What you need to do:
Can you output the records below exactly as they are written?

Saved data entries
Begin

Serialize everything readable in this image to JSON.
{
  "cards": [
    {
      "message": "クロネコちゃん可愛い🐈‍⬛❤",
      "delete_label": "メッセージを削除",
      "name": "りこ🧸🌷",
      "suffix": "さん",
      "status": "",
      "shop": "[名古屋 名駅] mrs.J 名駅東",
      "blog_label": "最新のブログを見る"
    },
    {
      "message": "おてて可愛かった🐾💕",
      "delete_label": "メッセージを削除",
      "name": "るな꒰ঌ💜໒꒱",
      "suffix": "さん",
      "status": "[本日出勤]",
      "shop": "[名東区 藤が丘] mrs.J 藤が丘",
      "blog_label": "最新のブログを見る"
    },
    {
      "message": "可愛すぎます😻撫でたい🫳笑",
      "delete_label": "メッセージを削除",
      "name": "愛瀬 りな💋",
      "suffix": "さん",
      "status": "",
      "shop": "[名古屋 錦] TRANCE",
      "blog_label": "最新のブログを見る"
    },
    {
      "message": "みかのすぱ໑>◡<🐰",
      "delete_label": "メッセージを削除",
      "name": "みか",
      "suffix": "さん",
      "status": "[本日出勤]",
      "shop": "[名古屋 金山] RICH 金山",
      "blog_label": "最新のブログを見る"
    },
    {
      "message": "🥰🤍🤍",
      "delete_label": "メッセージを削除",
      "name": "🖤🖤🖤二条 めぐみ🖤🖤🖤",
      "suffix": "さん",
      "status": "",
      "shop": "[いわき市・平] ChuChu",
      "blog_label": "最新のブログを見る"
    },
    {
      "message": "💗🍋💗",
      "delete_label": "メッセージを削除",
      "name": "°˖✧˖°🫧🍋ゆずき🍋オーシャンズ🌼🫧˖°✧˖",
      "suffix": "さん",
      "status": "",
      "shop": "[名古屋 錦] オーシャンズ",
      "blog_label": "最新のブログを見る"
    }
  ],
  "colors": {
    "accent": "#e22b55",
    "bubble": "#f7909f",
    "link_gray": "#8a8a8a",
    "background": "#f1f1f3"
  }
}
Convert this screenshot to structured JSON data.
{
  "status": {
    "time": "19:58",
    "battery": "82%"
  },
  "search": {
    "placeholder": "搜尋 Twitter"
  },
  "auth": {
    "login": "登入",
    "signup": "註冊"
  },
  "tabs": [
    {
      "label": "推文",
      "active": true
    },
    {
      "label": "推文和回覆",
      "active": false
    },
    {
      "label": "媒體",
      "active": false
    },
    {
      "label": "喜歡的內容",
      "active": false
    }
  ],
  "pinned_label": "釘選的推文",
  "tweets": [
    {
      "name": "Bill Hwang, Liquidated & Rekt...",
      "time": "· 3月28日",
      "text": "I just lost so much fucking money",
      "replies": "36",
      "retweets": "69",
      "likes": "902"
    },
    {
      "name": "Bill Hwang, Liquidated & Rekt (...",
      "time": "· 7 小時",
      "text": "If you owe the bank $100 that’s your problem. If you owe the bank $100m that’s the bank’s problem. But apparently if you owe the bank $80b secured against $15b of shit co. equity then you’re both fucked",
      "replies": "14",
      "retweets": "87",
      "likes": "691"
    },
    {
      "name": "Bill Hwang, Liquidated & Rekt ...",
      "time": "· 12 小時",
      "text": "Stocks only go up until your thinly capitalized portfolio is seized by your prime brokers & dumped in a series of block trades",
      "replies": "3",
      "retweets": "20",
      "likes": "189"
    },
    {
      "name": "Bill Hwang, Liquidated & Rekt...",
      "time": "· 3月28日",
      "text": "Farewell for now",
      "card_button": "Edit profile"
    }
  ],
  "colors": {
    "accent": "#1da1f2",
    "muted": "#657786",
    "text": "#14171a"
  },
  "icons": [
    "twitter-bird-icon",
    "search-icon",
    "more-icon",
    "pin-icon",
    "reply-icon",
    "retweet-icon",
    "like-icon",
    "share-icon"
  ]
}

End

Exercise answer:
Serialize everything readable in this image to JSON.
{
  "cards": [
    {
      "message": "クロネコちゃん可愛い🐈‍⬛❤",
      "delete_label": "メッセージを削除",
      "name": "りこ🧸🌷",
      "suffix": "さん",
      "status": "",
      "shop": "[名古屋 名駅] mrs.J 名駅東",
      "blog_label": "最新のブログを見る"
    },
    {
      "message": "おてて可愛かった🐾💕",
      "delete_label": "メッセージを削除",
      "name": "るな꒰ঌ💜໒꒱",
      "suffix": "さん",
      "status": "[本日出勤]",
      "shop": "[名東区 藤が丘] mrs.J 藤が丘",
      "blog_label": "最新のブログを見る"
    },
    {
      "message": "可愛すぎます😻撫でたい🫳笑",
      "delete_label": "メッセージを削除",
      "name": "愛瀬 りな💋",
      "suffix": "さん",
      "status": "",
      "shop": "[名古屋 錦] TRANCE",
      "blog_label": "最新のブログを見る"
    },
    {
      "message": "みかのすぱ໑>◡<🐰",
      "delete_label": "メッセージを削除",
      "name": "みか",
      "suffix": "さん",
      "status": "[本日出勤]",
      "shop": "[名古屋 金山] RICH 金山",
      "blog_label": "最新のブログを見る"
    },
    {
      "message": "🥰🤍🤍",
      "delete_label": "メッセージを削除",
      "name": "🖤🖤🖤二条 めぐみ🖤🖤🖤",
      "suffix": "さん",
      "status": "",
      "shop": "[いわき市・平] ChuChu",
      "blog_label": "最新のブログを見る"
    },
    {
      "message": "💗🍋💗",
      "delete_label": "メッセージを削除",
      "name": "°˖✧˖°🫧🍋ゆずき🍋オーシャンズ🌼🫧˖°✧˖",
      "suffix": "さん",
      "status": "",
      "shop": "[名古屋 錦] オーシャンズ",
      "blog_label": "最新のブログを見る"
    }
  ],
  "colors": {
    "accent": "#e22b55",
    "bubble": "#f7909f",
    "link_gray": "#8a8a8a",
    "background": "#f1f1f3"
  }
}
Convert this screenshot to structured JSON data.
{
  "status": {
    "time": "19:58",
    "battery": "82%"
  },
  "search": {
    "placeholder": "搜尋 Twitter"
  },
  "auth": {
    "login": "登入",
    "signup": "註冊"
  },
  "tabs": [
    {
      "label": "推文",
      "active": true
    },
    {
      "label": "推文和回覆",
      "active": false
    },
    {
      "label": "媒體",
      "active": false
    },
    {
      "label": "喜歡的內容",
      "active": false
    }
  ],
  "pinned_label": "釘選的推文",
  "tweets": [
    {
      "name": "Bill Hwang, Liquidated & Rekt...",
      "time": "· 3月28日",
      "text": "I just lost so much fucking money",
      "replies": "36",
      "retweets": "69",
      "likes": "902"
    },
    {
      "name": "Bill Hwang, Liquidated & Rekt (...",
      "time": "· 7 小時",
      "text": "If you owe the bank $100 that’s your problem. If you owe the bank $100m that’s the bank’s problem. But apparently if you owe the bank $80b secured against $15b of shit co. equity then you’re both fucked",
      "replies": "14",
      "retweets": "87",
      "likes": "691"
    },
    {
      "name": "Bill Hwang, Liquidated & Rekt ...",
      "time": "· 12 小時",
      "text": "Stocks only go up until your thinly capitalized portfolio is seized by your prime brokers & dumped in a series of block trades",
      "replies": "3",
      "retweets": "20",
      "likes": "189"
    },
    {
      "name": "Bill Hwang, Liquidated & Rekt...",
      "time": "· 3月28日",
      "text": "Farewell for now",
      "card_button": "Edit profile"
    }
  ],
  "colors": {
    "accent": "#1da1f2",
    "muted": "#657786",
    "text": "#14171a"
  },
  "icons": [
    "twitter-bird-icon",
    "search-icon",
    "more-icon",
    "pin-icon",
    "reply-icon",
    "retweet-icon",
    "like-icon",
    "share-icon"
  ]
}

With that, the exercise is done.